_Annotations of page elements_
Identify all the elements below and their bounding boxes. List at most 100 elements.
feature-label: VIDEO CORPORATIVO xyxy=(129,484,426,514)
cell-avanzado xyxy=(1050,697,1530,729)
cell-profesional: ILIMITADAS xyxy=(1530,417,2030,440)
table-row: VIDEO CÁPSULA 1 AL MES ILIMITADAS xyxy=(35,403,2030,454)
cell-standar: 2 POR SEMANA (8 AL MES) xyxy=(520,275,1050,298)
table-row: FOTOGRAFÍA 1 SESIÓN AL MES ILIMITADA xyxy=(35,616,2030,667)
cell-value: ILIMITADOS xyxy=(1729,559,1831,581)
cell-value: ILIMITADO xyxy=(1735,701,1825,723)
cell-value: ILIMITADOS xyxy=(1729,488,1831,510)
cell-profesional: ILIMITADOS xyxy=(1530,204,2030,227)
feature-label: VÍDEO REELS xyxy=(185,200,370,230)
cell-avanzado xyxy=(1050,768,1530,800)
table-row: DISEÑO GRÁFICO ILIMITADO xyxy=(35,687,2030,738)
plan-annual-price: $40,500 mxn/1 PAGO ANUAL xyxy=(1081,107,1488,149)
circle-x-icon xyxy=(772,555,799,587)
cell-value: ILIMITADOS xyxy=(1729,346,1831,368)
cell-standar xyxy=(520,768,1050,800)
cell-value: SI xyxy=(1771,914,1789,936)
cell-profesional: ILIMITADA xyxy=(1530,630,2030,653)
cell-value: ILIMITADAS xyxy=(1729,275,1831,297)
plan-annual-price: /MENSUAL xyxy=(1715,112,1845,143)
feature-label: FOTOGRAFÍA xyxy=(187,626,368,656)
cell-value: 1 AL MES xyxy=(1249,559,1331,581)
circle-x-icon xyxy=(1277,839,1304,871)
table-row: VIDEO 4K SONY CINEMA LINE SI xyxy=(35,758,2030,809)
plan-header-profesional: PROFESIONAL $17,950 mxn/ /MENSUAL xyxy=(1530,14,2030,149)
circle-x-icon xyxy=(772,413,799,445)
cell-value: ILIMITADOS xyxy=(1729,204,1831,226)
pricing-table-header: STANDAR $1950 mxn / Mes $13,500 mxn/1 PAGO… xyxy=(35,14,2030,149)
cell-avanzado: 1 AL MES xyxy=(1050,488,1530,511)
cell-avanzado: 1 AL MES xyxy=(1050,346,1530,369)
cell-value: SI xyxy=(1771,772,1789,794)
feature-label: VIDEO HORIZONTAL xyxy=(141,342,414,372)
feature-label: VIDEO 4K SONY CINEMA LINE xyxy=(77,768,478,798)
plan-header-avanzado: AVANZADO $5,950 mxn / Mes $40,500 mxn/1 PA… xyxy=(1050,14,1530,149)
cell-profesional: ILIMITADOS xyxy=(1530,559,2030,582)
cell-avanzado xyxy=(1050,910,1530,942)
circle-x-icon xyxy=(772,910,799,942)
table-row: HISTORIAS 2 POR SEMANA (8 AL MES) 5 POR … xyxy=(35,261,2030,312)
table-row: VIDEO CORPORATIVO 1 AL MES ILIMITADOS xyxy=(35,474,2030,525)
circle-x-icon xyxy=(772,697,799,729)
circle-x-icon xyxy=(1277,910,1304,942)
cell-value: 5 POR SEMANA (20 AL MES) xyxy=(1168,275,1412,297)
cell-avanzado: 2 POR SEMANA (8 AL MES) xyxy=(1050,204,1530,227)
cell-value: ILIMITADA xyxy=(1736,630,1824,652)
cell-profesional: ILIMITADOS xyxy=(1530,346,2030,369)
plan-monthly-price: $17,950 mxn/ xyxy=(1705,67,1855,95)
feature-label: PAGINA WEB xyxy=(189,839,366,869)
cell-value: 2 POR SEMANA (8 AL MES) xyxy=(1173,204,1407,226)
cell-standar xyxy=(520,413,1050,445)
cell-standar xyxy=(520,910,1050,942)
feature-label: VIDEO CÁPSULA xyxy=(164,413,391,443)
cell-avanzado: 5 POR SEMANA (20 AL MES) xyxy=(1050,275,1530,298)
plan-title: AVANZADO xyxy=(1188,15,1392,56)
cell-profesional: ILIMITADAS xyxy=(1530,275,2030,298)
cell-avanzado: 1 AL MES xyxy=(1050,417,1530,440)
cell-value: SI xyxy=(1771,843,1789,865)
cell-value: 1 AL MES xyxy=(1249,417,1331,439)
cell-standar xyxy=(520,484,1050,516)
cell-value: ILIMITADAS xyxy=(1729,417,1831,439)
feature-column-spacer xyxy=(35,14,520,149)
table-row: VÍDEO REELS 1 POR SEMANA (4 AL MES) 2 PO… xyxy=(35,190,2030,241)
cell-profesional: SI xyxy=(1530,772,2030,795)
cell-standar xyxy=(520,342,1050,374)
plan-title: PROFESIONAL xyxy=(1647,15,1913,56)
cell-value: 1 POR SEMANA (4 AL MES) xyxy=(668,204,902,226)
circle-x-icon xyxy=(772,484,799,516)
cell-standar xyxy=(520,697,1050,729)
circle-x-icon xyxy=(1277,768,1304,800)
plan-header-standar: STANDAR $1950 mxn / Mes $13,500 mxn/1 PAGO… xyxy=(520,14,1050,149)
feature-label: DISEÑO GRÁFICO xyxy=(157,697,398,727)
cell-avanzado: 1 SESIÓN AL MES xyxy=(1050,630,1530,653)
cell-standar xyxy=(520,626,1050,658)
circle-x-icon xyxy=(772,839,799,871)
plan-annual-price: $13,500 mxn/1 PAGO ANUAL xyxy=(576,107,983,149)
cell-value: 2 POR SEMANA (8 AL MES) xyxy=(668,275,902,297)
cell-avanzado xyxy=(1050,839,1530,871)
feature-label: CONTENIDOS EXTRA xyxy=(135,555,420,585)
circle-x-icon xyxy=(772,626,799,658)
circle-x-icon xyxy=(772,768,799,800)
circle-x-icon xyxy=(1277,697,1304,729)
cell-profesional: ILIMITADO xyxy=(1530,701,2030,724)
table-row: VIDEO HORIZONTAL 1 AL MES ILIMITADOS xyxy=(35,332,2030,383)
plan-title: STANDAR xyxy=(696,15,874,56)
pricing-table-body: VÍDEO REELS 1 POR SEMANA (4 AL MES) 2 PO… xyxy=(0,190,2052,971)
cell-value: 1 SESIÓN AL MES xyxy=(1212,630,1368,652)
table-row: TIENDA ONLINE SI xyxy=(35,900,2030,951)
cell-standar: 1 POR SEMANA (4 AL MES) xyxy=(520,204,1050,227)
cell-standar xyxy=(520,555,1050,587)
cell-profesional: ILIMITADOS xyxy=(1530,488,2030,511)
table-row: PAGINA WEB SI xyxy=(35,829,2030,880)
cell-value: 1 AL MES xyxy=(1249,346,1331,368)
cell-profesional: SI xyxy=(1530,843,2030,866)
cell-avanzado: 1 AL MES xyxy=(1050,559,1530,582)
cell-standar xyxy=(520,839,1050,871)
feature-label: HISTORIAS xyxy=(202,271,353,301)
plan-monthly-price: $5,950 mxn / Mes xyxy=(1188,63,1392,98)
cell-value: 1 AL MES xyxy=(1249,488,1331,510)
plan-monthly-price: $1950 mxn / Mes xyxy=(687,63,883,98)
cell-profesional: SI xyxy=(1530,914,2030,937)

_Description of the task_
Please find every line in the records above that contains the string "plan", and copy each of those lines.

_Exercise response_
plan-annual-price: $40,500 mxn/1 PAGO ANUAL xyxy=(1081,107,1488,149)
plan-annual-price: /MENSUAL xyxy=(1715,112,1845,143)
plan-header-profesional: PROFESIONAL $17,950 mxn/ /MENSUAL xyxy=(1530,14,2030,149)
plan-header-avanzado: AVANZADO $5,950 mxn / Mes $40,500 mxn/1 PA… xyxy=(1050,14,1530,149)
plan-monthly-price: $17,950 mxn/ xyxy=(1705,67,1855,95)
plan-title: AVANZADO xyxy=(1188,15,1392,56)
plan-title: PROFESIONAL xyxy=(1647,15,1913,56)
plan-header-standar: STANDAR $1950 mxn / Mes $13,500 mxn/1 PAGO… xyxy=(520,14,1050,149)
plan-annual-price: $13,500 mxn/1 PAGO ANUAL xyxy=(576,107,983,149)
plan-title: STANDAR xyxy=(696,15,874,56)
plan-monthly-price: $5,950 mxn / Mes xyxy=(1188,63,1392,98)
plan-monthly-price: $1950 mxn / Mes xyxy=(687,63,883,98)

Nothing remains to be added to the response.